Dataset items
● ● ● ●

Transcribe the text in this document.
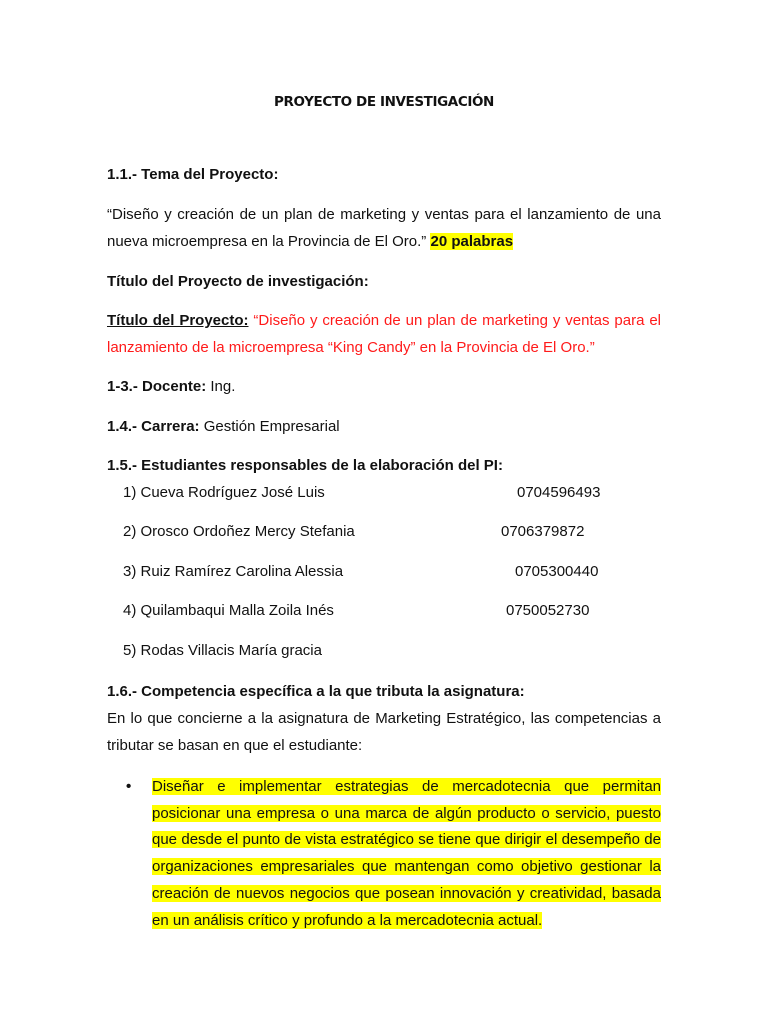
PROYECTO DE INVESTIGACIÓN

1.1.- Tema del Proyecto:

“Diseño y creación de un plan de marketing y ventas para el lanzamiento de una nueva microempresa en la Provincia de El Oro.” 20 palabras

Título del Proyecto de investigación:

Título del Proyecto: “Diseño y creación de un plan de marketing y ventas para el lanzamiento de la microempresa “King Candy” en la Provincia de El Oro.”

1-3.- Docente: Ing.

1.4.- Carrera: Gestión Empresarial

1.5.- Estudiantes responsables de la elaboración del PI:

1) Cueva Rodríguez José Luis	0704596493
2) Orosco Ordoñez Mercy Stefania	0706379872
3) Ruiz Ramírez Carolina Alessia	0705300440
4) Quilambaqui Malla Zoila Inés	0750052730
5) Rodas Villacis María gracia

1.6.- Competencia específica a la que tributa la asignatura:

En lo que concierne a la asignatura de Marketing Estratégico, las competencias a tributar se basan en que el estudiante:

• Diseñar e implementar estrategias de mercadotecnia que permitan posicionar una empresa o una marca de algún producto o servicio, puesto que desde el punto de vista estratégico se tiene que dirigir el desempeño de organizaciones empresariales que mantengan como objetivo gestionar la creación de nuevos negocios que posean innovación y creatividad, basada en un análisis crítico y profundo a la mercadotecnia actual.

● ● ● ●

[Set task]: Pictures excluded, quote all the data above exactly.

[Reply]:
Transcribe the text in this document.
PROYECTO DE INVESTIGACIÓN

1.1.- Tema del Proyecto:

“Diseño y creación de un plan de marketing y ventas para el lanzamiento de una nueva microempresa en la Provincia de El Oro.” 20 palabras

Título del Proyecto de investigación:

Título del Proyecto: “Diseño y creación de un plan de marketing y ventas para el lanzamiento de la microempresa “King Candy” en la Provincia de El Oro.”

1-3.- Docente: Ing.

1.4.- Carrera: Gestión Empresarial

1.5.- Estudiantes responsables de la elaboración del PI:

1) Cueva Rodríguez José Luis	0704596493
2) Orosco Ordoñez Mercy Stefania	0706379872
3) Ruiz Ramírez Carolina Alessia	0705300440
4) Quilambaqui Malla Zoila Inés	0750052730
5) Rodas Villacis María gracia

1.6.- Competencia específica a la que tributa la asignatura:

En lo que concierne a la asignatura de Marketing Estratégico, las competencias a tributar se basan en que el estudiante:

• Diseñar e implementar estrategias de mercadotecnia que permitan posicionar una empresa o una marca de algún producto o servicio, puesto que desde el punto de vista estratégico se tiene que dirigir el desempeño de organizaciones empresariales que mantengan como objetivo gestionar la creación de nuevos negocios que posean innovación y creatividad, basada en un análisis crítico y profundo a la mercadotecnia actual.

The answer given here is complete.